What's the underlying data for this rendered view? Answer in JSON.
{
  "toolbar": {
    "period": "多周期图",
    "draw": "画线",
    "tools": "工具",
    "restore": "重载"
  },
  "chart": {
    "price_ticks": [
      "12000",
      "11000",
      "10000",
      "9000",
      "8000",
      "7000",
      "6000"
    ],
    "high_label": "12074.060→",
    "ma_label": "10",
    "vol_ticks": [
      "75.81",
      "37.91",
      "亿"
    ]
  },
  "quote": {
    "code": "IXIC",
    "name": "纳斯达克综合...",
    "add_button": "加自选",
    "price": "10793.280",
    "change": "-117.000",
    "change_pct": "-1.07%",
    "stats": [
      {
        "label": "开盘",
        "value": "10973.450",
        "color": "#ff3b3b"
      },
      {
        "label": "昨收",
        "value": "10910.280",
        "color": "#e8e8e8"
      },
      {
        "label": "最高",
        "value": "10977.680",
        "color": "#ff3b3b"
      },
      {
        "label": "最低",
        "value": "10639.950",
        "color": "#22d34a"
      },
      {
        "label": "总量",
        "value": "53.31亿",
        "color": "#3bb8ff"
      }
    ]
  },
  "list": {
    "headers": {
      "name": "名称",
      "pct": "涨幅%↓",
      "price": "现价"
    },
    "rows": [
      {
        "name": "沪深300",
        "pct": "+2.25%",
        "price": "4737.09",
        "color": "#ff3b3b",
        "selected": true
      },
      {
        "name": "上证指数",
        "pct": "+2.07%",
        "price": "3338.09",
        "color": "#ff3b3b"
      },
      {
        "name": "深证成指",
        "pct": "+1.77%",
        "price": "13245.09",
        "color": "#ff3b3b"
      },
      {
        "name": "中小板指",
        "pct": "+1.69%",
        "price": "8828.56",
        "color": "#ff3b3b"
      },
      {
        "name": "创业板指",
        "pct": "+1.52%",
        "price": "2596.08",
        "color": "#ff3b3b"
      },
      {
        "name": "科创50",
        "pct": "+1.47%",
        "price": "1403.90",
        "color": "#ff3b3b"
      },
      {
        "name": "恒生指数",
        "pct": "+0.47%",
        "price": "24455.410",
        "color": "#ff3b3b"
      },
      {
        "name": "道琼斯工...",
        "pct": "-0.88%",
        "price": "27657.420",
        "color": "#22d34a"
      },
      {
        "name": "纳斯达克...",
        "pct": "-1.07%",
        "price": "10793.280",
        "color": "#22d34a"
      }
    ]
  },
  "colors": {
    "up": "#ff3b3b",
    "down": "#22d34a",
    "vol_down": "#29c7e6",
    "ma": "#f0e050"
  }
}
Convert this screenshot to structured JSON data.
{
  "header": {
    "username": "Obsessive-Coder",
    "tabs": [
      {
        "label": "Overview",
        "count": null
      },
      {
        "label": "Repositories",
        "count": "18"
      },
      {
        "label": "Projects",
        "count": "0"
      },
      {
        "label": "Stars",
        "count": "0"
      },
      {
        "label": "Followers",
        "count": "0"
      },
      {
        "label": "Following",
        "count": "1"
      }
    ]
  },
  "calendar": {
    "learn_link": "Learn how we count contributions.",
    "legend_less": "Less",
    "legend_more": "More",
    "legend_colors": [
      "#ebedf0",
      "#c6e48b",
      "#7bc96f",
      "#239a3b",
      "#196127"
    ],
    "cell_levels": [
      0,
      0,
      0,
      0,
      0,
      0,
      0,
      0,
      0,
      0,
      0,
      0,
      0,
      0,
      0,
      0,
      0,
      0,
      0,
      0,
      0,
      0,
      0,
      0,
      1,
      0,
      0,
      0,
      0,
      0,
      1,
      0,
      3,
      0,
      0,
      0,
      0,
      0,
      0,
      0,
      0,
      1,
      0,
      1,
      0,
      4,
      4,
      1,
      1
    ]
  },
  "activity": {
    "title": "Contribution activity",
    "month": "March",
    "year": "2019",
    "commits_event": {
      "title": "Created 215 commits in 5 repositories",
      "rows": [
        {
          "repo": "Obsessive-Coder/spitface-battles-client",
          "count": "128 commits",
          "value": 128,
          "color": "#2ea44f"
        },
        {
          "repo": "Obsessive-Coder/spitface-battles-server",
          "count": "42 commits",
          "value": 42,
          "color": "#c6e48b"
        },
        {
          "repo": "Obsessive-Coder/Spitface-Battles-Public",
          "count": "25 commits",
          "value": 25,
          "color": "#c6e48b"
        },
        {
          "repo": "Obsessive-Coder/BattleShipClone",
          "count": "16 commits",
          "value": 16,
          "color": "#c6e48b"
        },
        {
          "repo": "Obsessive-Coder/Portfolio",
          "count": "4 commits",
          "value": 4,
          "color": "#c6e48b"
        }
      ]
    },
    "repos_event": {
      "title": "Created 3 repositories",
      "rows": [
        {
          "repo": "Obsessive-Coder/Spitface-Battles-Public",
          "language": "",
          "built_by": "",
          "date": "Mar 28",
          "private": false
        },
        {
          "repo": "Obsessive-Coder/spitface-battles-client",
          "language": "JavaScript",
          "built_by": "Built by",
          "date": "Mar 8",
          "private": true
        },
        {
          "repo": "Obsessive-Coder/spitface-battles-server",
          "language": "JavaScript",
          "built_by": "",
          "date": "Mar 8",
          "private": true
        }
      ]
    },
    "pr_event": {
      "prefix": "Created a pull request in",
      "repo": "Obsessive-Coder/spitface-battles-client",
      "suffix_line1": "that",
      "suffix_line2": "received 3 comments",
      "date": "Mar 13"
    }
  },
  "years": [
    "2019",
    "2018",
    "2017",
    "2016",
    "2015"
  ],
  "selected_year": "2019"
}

◇ ◇ ◇ ◇ ◇ ◇ ◇

■ **EXERCISE INSTRUCTIONS**
Copy all the lines above that hold the string "this".

■ **WORKED ANSWER**
What's the underlying data for this rendered view? Answer in JSON.
Convert this screenshot to structured JSON data.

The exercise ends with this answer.